● Written task:
Take the material and output all of it exactly.

● Data provided:
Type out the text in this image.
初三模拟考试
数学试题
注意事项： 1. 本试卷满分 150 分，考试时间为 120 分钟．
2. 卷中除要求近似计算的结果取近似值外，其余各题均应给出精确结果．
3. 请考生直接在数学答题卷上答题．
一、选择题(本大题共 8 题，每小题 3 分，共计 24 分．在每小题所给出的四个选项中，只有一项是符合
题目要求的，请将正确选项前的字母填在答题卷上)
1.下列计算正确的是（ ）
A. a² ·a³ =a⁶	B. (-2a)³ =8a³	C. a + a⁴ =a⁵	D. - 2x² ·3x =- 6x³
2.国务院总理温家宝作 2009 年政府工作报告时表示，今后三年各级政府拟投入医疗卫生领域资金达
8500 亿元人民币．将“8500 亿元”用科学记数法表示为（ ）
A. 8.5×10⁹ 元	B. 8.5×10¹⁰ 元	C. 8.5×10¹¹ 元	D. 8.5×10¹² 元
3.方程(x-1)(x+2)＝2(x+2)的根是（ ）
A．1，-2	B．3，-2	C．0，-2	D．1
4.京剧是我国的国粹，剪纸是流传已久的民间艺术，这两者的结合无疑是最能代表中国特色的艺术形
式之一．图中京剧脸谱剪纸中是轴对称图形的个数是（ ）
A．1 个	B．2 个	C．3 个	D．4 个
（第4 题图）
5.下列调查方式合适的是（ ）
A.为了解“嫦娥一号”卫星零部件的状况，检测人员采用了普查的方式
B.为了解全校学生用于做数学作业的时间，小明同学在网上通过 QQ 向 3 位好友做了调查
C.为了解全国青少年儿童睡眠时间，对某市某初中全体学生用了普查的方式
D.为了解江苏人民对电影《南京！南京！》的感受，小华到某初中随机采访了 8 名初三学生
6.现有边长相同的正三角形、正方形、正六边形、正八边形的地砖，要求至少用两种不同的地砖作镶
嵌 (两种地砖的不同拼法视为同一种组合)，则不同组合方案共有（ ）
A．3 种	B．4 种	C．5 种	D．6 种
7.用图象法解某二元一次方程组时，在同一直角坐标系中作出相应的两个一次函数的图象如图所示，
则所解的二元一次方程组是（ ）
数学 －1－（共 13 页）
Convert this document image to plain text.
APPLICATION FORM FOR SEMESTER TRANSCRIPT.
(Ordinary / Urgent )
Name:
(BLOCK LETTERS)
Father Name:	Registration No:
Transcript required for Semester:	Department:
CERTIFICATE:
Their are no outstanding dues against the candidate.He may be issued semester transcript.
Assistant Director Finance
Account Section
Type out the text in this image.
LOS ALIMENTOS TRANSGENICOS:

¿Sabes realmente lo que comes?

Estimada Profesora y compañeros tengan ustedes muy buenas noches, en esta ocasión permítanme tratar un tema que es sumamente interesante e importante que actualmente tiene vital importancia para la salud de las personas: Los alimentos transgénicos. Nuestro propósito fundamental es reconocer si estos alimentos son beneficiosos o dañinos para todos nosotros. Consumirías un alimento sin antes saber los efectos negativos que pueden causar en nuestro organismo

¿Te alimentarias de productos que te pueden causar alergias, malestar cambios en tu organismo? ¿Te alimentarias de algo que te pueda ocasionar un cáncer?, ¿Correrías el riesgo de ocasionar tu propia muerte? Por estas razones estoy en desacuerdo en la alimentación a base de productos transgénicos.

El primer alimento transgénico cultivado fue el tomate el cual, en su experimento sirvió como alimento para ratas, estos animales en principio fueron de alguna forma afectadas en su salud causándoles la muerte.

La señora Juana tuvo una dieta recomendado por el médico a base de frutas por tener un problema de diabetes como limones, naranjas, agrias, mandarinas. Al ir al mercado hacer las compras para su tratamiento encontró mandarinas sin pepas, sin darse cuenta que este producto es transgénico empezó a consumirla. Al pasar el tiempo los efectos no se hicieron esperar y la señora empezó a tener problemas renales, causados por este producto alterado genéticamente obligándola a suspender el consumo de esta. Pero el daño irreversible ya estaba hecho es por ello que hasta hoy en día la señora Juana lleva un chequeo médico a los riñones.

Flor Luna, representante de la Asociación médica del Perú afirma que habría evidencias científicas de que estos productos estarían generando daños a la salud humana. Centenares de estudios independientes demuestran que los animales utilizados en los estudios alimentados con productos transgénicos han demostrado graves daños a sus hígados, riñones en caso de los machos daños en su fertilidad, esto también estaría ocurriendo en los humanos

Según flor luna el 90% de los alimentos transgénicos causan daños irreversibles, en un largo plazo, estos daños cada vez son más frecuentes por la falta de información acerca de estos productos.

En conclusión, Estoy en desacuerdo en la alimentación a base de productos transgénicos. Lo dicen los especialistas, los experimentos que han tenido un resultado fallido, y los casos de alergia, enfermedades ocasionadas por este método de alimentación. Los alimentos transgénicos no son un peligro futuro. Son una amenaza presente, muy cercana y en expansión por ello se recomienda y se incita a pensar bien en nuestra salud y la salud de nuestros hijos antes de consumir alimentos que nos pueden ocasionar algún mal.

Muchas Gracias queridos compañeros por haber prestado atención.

● Result of the exercise:
Type out the text in this image.
初三模拟考试
数学试题
注意事项： 1. 本试卷满分 150 分，考试时间为 120 分钟．
2. 卷中除要求近似计算的结果取近似值外，其余各题均应给出精确结果．
3. 请考生直接在数学答题卷上答题．
一、选择题(本大题共 8 题，每小题 3 分，共计 24 分．在每小题所给出的四个选项中，只有一项是符合
题目要求的，请将正确选项前的字母填在答题卷上)
1.下列计算正确的是（ ）
A. a² ·a³ =a⁶	B. (-2a)³ =8a³	C. a + a⁴ =a⁵	D. - 2x² ·3x =- 6x³
2.国务院总理温家宝作 2009 年政府工作报告时表示，今后三年各级政府拟投入医疗卫生领域资金达
8500 亿元人民币．将“8500 亿元”用科学记数法表示为（ ）
A. 8.5×10⁹ 元	B. 8.5×10¹⁰ 元	C. 8.5×10¹¹ 元	D. 8.5×10¹² 元
3.方程(x-1)(x+2)＝2(x+2)的根是（ ）
A．1，-2	B．3，-2	C．0，-2	D．1
4.京剧是我国的国粹，剪纸是流传已久的民间艺术，这两者的结合无疑是最能代表中国特色的艺术形
式之一．图中京剧脸谱剪纸中是轴对称图形的个数是（ ）
A．1 个	B．2 个	C．3 个	D．4 个
（第4 题图）
5.下列调查方式合适的是（ ）
A.为了解“嫦娥一号”卫星零部件的状况，检测人员采用了普查的方式
B.为了解全校学生用于做数学作业的时间，小明同学在网上通过 QQ 向 3 位好友做了调查
C.为了解全国青少年儿童睡眠时间，对某市某初中全体学生用了普查的方式
D.为了解江苏人民对电影《南京！南京！》的感受，小华到某初中随机采访了 8 名初三学生
6.现有边长相同的正三角形、正方形、正六边形、正八边形的地砖，要求至少用两种不同的地砖作镶
嵌 (两种地砖的不同拼法视为同一种组合)，则不同组合方案共有（ ）
A．3 种	B．4 种	C．5 种	D．6 种
7.用图象法解某二元一次方程组时，在同一直角坐标系中作出相应的两个一次函数的图象如图所示，
则所解的二元一次方程组是（ ）
数学 －1－（共 13 页）
Convert this document image to plain text.
APPLICATION FORM FOR SEMESTER TRANSCRIPT.
(Ordinary / Urgent )
Name:
(BLOCK LETTERS)
Father Name:	Registration No:
Transcript required for Semester:	Department:
CERTIFICATE:
Their are no outstanding dues against the candidate.He may be issued semester transcript.
Assistant Director Finance
Account Section
Type out the text in this image.
LOS ALIMENTOS TRANSGENICOS:

¿Sabes realmente lo que comes?

Estimada Profesora y compañeros tengan ustedes muy buenas noches, en esta ocasión permítanme tratar un tema que es sumamente interesante e importante que actualmente tiene vital importancia para la salud de las personas: Los alimentos transgénicos. Nuestro propósito fundamental es reconocer si estos alimentos son beneficiosos o dañinos para todos nosotros. Consumirías un alimento sin antes saber los efectos negativos que pueden causar en nuestro organismo

¿Te alimentarias de productos que te pueden causar alergias, malestar cambios en tu organismo? ¿Te alimentarias de algo que te pueda ocasionar un cáncer?, ¿Correrías el riesgo de ocasionar tu propia muerte? Por estas razones estoy en desacuerdo en la alimentación a base de productos transgénicos.

El primer alimento transgénico cultivado fue el tomate el cual, en su experimento sirvió como alimento para ratas, estos animales en principio fueron de alguna forma afectadas en su salud causándoles la muerte.

La señora Juana tuvo una dieta recomendado por el médico a base de frutas por tener un problema de diabetes como limones, naranjas, agrias, mandarinas. Al ir al mercado hacer las compras para su tratamiento encontró mandarinas sin pepas, sin darse cuenta que este producto es transgénico empezó a consumirla. Al pasar el tiempo los efectos no se hicieron esperar y la señora empezó a tener problemas renales, causados por este producto alterado genéticamente obligándola a suspender el consumo de esta. Pero el daño irreversible ya estaba hecho es por ello que hasta hoy en día la señora Juana lleva un chequeo médico a los riñones.

Flor Luna, representante de la Asociación médica del Perú afirma que habría evidencias científicas de que estos productos estarían generando daños a la salud humana. Centenares de estudios independientes demuestran que los animales utilizados en los estudios alimentados con productos transgénicos han demostrado graves daños a sus hígados, riñones en caso de los machos daños en su fertilidad, esto también estaría ocurriendo en los humanos

Según flor luna el 90% de los alimentos transgénicos causan daños irreversibles, en un largo plazo, estos daños cada vez son más frecuentes por la falta de información acerca de estos productos.

En conclusión, Estoy en desacuerdo en la alimentación a base de productos transgénicos. Lo dicen los especialistas, los experimentos que han tenido un resultado fallido, y los casos de alergia, enfermedades ocasionadas por este método de alimentación. Los alimentos transgénicos no son un peligro futuro. Son una amenaza presente, muy cercana y en expansión por ello se recomienda y se incita a pensar bien en nuestra salud y la salud de nuestros hijos antes de consumir alimentos que nos pueden ocasionar algún mal.

Muchas Gracias queridos compañeros por haber prestado atención.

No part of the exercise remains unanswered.